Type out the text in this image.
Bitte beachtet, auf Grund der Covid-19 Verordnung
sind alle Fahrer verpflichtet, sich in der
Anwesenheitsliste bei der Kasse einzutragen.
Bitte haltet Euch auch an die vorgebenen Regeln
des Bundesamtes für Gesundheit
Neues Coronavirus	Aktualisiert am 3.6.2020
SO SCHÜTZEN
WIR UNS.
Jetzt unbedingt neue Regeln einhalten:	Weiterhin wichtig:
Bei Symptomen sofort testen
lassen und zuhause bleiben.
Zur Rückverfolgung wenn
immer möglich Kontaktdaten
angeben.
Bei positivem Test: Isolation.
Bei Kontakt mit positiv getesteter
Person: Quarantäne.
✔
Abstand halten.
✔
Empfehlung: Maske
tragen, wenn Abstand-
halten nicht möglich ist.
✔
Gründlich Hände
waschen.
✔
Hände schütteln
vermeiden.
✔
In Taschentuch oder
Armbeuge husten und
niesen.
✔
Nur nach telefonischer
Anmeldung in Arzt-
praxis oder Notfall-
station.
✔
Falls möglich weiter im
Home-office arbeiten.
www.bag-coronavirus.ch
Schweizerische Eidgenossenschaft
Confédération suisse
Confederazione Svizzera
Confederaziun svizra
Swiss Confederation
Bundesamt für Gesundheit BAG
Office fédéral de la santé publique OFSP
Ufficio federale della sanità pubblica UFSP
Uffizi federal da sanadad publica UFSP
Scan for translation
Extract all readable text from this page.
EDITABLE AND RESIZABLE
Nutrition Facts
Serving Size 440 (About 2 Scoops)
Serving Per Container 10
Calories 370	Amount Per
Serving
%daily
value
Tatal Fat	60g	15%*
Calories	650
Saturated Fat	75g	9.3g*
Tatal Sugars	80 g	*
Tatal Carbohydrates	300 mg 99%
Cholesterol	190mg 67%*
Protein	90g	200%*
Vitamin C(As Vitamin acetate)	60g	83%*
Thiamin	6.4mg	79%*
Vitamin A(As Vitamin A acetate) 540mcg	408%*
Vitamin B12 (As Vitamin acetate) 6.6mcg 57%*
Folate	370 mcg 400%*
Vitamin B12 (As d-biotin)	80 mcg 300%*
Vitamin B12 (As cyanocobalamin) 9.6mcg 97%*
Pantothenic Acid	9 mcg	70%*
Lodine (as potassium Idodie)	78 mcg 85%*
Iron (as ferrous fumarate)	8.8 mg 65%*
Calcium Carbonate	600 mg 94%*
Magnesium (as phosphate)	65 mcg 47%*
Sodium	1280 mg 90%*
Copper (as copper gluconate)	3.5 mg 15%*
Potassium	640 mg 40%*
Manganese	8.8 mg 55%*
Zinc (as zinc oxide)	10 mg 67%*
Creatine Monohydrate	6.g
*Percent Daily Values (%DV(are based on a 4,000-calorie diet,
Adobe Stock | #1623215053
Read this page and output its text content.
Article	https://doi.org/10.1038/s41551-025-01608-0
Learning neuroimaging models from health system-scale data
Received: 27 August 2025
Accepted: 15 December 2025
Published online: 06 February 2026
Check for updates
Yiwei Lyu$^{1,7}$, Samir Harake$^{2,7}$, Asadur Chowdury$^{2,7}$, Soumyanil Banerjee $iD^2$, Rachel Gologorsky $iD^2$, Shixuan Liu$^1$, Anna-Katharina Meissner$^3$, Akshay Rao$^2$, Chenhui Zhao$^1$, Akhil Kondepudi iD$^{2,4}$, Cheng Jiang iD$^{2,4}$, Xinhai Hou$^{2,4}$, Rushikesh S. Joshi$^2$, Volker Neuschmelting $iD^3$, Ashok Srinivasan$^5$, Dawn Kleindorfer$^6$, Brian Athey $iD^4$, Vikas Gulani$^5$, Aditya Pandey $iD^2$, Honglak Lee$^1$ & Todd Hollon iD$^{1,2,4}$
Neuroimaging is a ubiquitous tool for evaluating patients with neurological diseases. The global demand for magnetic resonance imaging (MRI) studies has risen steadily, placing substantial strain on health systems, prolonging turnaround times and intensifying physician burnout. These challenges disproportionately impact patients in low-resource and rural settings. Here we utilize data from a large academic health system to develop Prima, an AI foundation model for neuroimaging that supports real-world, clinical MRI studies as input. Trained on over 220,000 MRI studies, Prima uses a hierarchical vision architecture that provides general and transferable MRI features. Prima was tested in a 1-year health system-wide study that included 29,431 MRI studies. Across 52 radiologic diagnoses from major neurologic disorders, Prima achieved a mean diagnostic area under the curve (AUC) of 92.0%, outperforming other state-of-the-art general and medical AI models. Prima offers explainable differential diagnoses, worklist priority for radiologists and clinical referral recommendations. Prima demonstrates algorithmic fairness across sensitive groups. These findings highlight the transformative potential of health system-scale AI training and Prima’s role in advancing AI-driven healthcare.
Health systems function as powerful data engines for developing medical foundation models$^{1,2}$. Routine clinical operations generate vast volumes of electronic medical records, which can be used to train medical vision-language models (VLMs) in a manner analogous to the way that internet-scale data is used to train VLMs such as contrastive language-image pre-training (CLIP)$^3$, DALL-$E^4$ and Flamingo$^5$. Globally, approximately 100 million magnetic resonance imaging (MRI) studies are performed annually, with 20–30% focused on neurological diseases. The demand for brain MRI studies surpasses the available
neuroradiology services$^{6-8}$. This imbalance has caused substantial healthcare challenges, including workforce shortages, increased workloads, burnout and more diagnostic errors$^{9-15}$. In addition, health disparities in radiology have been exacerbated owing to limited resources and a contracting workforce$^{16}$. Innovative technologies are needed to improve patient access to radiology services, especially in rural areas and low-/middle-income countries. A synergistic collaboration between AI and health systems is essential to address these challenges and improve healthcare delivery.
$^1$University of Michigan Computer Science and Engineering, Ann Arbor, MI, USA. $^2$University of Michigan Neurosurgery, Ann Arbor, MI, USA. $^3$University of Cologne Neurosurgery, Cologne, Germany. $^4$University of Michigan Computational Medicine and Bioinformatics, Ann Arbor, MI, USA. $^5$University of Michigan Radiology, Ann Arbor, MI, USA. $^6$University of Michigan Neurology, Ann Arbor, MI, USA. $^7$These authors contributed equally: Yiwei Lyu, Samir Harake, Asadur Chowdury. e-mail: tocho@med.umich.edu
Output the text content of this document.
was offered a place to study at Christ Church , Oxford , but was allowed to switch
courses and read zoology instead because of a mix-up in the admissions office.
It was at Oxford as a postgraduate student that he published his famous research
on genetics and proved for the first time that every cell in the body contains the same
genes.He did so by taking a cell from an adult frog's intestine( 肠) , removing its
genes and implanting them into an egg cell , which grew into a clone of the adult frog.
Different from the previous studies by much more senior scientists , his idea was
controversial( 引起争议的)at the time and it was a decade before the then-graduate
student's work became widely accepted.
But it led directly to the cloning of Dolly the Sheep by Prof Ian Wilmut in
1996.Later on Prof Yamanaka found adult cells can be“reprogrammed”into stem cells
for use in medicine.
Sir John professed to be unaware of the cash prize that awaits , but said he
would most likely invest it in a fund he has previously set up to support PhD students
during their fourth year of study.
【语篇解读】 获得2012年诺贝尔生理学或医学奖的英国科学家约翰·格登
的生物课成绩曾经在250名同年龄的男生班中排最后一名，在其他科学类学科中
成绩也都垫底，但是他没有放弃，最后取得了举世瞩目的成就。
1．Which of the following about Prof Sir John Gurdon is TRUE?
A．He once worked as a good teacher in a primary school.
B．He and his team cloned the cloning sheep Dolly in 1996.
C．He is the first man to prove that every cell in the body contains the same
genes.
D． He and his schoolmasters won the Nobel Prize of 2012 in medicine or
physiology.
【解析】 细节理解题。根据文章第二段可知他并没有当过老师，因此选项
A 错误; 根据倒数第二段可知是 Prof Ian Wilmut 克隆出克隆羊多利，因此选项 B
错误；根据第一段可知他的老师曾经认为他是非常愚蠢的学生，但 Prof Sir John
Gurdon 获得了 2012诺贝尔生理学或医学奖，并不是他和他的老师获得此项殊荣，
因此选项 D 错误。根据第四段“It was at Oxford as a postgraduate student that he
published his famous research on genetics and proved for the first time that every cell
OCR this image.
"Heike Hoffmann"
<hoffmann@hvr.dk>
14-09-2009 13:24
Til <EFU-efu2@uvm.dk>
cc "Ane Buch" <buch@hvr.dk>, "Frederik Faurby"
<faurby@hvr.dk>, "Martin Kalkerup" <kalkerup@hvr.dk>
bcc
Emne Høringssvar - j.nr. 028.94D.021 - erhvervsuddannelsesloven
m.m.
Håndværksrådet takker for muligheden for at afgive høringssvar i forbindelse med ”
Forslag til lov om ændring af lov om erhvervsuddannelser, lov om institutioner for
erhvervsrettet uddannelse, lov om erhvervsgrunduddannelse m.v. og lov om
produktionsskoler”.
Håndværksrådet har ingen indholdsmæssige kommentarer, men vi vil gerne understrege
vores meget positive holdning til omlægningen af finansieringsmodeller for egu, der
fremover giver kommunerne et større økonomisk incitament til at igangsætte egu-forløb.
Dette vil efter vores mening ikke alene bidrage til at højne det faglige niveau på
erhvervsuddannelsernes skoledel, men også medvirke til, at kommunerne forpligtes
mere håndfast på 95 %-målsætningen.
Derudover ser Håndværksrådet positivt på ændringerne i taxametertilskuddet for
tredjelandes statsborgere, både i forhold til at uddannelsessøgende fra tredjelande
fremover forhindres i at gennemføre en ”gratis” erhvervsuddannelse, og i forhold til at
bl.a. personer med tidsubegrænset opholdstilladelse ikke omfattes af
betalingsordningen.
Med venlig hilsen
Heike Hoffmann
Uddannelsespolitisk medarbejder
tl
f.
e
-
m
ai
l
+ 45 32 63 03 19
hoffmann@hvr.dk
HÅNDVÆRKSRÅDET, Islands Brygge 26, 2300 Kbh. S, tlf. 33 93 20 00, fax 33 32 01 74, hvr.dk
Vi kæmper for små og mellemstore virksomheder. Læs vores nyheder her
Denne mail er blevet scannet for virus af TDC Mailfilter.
——————————
TASK TO COMPLETE:
Search the listing for the word "proved" and return each line that holds it.

RESPONSE TO THIS TASK:
on genetics and proved for the first time that every cell in the body contains the same
published his famous research on genetics and proved for the first time that every cell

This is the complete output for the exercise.